### PROBLEM DETAILS
Every line that holds the string "JSON" is to be identified and copied.
-- start --
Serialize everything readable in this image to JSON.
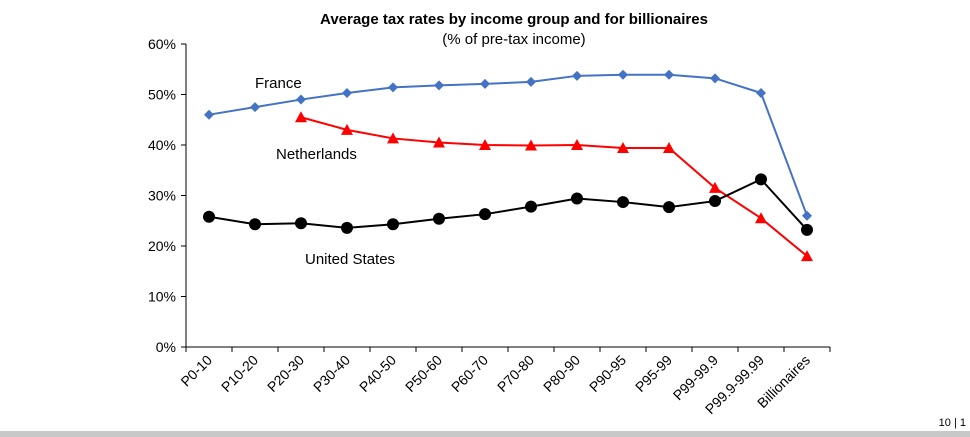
{
  "page_number": "10 | 1",
  "chart_data": {
    "type": "line",
    "title": "Average tax rates by income group and for billionaires",
    "subtitle": "(% of pre-tax income)",
    "categories": [
      "P0-10",
      "P10-20",
      "P20-30",
      "P30-40",
      "P40-50",
      "P50-60",
      "P60-70",
      "P70-80",
      "P80-90",
      "P90-95",
      "P95-99",
      "P99-99.9",
      "P99.9-99.99",
      "Billionaires"
    ],
    "ylim": [
      0,
      60
    ],
    "yticks": [
      "0%",
      "10%",
      "20%",
      "30%",
      "40%",
      "50%",
      "60%"
    ],
    "grid": false,
    "series": [
      {
        "name": "France",
        "color": "#4472c4",
        "marker": "diamond",
        "values": [
          46,
          47.5,
          49,
          50.3,
          51.4,
          51.8,
          52.1,
          52.5,
          53.7,
          53.9,
          53.9,
          53.2,
          50.3,
          26
        ]
      },
      {
        "name": "Netherlands",
        "color": "#ff0000",
        "marker": "triangle",
        "values": [
          null,
          null,
          45.5,
          43,
          41.3,
          40.5,
          40,
          39.9,
          40,
          39.4,
          39.4,
          31.5,
          25.5,
          18
        ]
      },
      {
        "name": "United States",
        "color": "#000000",
        "marker": "circle",
        "values": [
          25.8,
          24.3,
          24.5,
          23.6,
          24.3,
          25.4,
          26.3,
          27.8,
          29.4,
          28.7,
          27.7,
          28.9,
          33.2,
          23.2
        ]
      }
    ],
    "annotations": [
      "France",
      "Netherlands",
      "United States"
    ]
  }
}
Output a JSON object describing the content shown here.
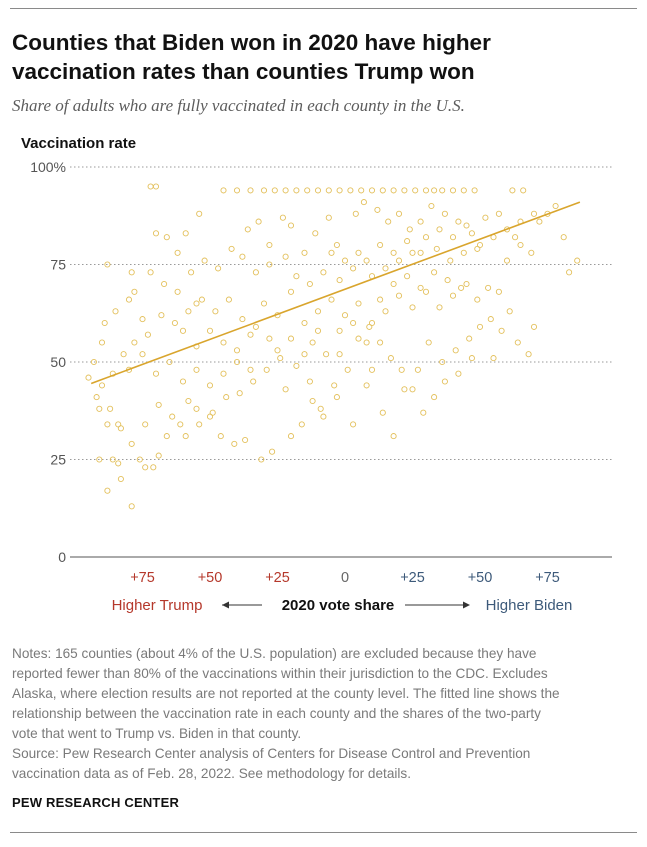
-- end --
### EXPECTED ANSWER
Serialize everything readable in this image to JSON.
Output a JSON object describing the content shown here.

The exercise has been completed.